Paginatekst:
##########
Het Duitse Bundesverfassungsgericht heeft de moed gehad om n.a.v. een Spaans verzoek tot uitlevering van een Duitser van Syrische afkomst de Duitse omzettingswet ongrondwettig te verklaren ; volgens dat Hof vereist de rechtsstaat dat een vermeend misdrijf in eigen land begaan niét door een vreemd gerecht kan worden beoordeeld, dat een burger voor zo'n gedraging niet mag worden onderworpen aan een strafprocedure in een vreemd land, in een andere taal, met een andere procedure, een cultureel verschillende context en/of een ander strafrecht (overweging 85). Ik hoor sommige van de oude grieven weerkeren. De Belgische omzettingswet van 19 december 2003 daarentegen werd door ons Grondwettelijk Hof in zijn arrest van 10 oktober 2007 onaangeroerd gelaten ingevolge een prejudicieel dictaat van het Europees Hof van Justitie en heeft daardoor de kans gemist om in de Belgische grondwet de nodige waarborgen te lezen.
De bescherming van de eigen burgers door het Duitse Grondwettelijk Hof gaat ook in tegen de bij ons heersende politieke correctheid, volgens dewelke het zelfs verboden is wetswijzigingen voor te stellen die buitenlanders anders zouden behandelen dan Belgen, hoewel onze Grondwet het uitdrukkelijk over de grondrechten van de Belgen en de gelijkheid van de Belgen voor de wet heeft.
Conclusies
Ik zou nog lang kunnen doorgaan over de reële en dreigende inperkingen van onze vrijheden door de huidige politieke instellingen, op Belgisch, Europees en jammer genoeg ook meermaals op Vlaams vlak. Maar wanneer het boek der Openbaring van de grote hoer Babylon zegt "met haar hebben de koningen van de aarde ontucht bedreven" (Op. 17, 2) en "(zij) rijdt op het beest met de zeven koppen en tien hoorns" (Op. 17,7), waarbij "de tien hoorns zijn tien koningen; zij regeren nog niet, maar voor één uur zullen zij koninklijke macht ontvangen, samen met het beest. Zij zijn eensgezind, en hun macht en gezag geven ze aan het beest" (Op. 17, 12-13), dan zien we hierin vandaag toch stilaan de contouren van Europese en andere supranationale instellingen, waarvan onze instellingen te vaak de gewillige uitvoerders zijn. Iets vriendelijker gezegd vormen zij de hedendaagse versie van de keizer-koster die door onze voorouders werd afgezet hier te lande. Het "trek weg uit haar om niet te delen in haar zonden" houdt m.i. dan ook in dat een einde wordt gemaakt aan de kritiekloze overlevering van onze aloude vrijheden aan het supranationale recht. Een van de prioriteiten voor onze juristen vandaag is dan ook weer de voorrang te bekrachtigen van onze constitutie boven het internationaal recht.
##########
Rijen met elementgrenzen:
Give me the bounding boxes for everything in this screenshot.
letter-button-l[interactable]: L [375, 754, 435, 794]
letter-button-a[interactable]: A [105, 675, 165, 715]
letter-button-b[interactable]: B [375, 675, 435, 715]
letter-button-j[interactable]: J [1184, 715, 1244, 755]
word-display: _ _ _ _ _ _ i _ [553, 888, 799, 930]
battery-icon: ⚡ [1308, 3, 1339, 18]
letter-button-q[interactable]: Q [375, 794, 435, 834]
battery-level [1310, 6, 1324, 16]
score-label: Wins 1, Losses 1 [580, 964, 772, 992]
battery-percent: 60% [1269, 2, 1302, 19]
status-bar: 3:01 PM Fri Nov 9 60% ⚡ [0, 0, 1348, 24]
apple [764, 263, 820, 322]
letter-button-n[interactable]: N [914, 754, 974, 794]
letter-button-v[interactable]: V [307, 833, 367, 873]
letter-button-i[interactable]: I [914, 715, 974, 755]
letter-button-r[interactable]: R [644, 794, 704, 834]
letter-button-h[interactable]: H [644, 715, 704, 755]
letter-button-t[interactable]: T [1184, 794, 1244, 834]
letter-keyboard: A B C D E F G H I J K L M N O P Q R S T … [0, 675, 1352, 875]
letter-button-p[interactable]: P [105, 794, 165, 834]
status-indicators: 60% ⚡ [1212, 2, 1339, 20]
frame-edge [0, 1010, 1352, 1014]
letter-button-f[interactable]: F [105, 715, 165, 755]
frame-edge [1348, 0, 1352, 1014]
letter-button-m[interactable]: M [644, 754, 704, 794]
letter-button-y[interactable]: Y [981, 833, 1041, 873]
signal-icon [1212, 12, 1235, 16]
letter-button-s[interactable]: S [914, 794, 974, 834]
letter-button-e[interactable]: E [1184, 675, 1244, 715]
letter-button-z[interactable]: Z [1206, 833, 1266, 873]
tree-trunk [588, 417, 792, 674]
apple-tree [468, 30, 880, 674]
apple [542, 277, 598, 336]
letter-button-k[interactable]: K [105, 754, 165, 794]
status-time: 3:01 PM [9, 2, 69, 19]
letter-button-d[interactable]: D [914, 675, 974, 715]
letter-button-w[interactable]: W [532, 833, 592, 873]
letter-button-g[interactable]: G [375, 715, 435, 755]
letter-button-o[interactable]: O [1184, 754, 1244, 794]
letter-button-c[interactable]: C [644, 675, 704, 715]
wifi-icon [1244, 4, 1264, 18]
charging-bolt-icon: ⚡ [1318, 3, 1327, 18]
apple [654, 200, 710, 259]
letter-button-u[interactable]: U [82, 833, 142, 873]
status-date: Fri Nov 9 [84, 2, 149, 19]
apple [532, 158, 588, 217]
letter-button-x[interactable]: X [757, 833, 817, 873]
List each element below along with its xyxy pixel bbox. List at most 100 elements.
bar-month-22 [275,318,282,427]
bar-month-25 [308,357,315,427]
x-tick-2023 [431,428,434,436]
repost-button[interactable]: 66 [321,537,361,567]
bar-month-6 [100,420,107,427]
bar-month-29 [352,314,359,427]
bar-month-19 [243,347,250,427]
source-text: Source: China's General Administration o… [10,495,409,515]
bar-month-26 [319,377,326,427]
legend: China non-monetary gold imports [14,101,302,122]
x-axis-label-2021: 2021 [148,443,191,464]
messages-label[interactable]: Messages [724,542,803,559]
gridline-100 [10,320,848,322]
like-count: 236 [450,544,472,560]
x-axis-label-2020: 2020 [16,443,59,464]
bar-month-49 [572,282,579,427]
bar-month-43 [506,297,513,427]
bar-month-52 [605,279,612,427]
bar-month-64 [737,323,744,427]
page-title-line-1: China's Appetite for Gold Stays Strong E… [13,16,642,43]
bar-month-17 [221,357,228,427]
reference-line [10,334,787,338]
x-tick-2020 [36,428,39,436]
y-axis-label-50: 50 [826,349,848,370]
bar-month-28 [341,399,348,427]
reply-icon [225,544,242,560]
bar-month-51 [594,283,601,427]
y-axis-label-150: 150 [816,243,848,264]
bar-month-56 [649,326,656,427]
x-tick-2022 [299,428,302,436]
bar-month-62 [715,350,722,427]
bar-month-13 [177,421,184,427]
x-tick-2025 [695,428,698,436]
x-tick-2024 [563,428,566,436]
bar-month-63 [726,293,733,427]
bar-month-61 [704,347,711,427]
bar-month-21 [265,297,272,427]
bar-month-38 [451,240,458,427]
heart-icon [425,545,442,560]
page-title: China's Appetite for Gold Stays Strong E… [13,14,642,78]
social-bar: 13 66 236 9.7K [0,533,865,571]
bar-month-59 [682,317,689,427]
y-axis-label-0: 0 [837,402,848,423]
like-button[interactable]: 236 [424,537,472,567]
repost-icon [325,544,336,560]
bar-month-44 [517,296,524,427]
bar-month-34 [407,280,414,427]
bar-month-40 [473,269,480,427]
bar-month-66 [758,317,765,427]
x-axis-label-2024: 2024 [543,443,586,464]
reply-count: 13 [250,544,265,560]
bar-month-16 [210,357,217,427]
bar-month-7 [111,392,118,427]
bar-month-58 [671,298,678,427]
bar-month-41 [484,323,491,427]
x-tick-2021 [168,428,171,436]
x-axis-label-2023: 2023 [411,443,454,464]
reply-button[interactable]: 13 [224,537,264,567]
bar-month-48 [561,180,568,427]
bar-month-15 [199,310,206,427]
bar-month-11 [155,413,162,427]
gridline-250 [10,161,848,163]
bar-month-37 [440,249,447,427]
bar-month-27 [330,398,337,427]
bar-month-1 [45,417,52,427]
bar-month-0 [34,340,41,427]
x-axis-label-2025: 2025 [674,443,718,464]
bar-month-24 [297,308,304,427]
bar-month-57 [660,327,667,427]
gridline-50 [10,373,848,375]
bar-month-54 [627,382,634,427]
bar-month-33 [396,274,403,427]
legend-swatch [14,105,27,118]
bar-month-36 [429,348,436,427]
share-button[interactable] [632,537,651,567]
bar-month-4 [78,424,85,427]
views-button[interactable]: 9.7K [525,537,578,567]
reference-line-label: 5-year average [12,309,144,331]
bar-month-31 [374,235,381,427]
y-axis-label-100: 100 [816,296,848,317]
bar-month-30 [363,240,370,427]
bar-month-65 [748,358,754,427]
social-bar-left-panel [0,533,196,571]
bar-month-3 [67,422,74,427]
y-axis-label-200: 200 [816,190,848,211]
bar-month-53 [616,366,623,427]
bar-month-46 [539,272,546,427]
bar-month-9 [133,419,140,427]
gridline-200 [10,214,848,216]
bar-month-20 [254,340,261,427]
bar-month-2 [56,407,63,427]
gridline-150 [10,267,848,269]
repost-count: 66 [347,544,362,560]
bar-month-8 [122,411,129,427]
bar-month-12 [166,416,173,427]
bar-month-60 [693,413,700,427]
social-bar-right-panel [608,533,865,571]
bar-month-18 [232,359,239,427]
##########
Uit te voeren opdrachten:
- A) Werk het stuk van de paginatekst bij dat begint bij "De bescherming van" en doorloopt tot en met "de wet heeft.", waarbij "eigen burgers" overal wordt vervangen door "eigen onderdanen".
- B) Zet de rijen vanaf het begin tot en met de regel met "letter-button-h[interactable]: H [644, 715, 704, 755]" om in een genummerde lijst en laat lege regels weg.
De paginatekst en de rijen staan volledig los van elkaar.

Resultaten per opdracht:
- A)
De bescherming van de eigen onderdanen door het Duitse Grondwettelijk Hof gaat ook in tegen de bij ons heersende politieke correctheid, volgens dewelke het zelfs verboden is wetswijzigingen voor te stellen die buitenlanders anders zouden behandelen dan Belgen, hoewel onze Grondwet het uitdrukkelijk over de grondrechten van de Belgen en de gelijkheid van de Belgen voor de wet heeft.

- B)
1. Give me the bounding boxes for everything in this screenshot.
2. letter-button-l[interactable]: L [375, 754, 435, 794]
3. letter-button-a[interactable]: A [105, 675, 165, 715]
4. letter-button-b[interactable]: B [375, 675, 435, 715]
5. letter-button-j[interactable]: J [1184, 715, 1244, 755]
6. word-display: _ _ _ _ _ _ i _ [553, 888, 799, 930]
7. battery-icon: ⚡ [1308, 3, 1339, 18]
8. letter-button-q[interactable]: Q [375, 794, 435, 834]
9. battery-level [1310, 6, 1324, 16]
10. score-label: Wins 1, Losses 1 [580, 964, 772, 992]
11. battery-percent: 60% [1269, 2, 1302, 19]
12. status-bar: 3:01 PM Fri Nov 9 60% ⚡ [0, 0, 1348, 24]
13. apple [764, 263, 820, 322]
14. letter-button-n[interactable]: N [914, 754, 974, 794]
15. letter-button-v[interactable]: V [307, 833, 367, 873]
16. letter-button-i[interactable]: I [914, 715, 974, 755]
17. letter-button-r[interactable]: R [644, 794, 704, 834]
18. letter-button-h[interactable]: H [644, 715, 704, 755]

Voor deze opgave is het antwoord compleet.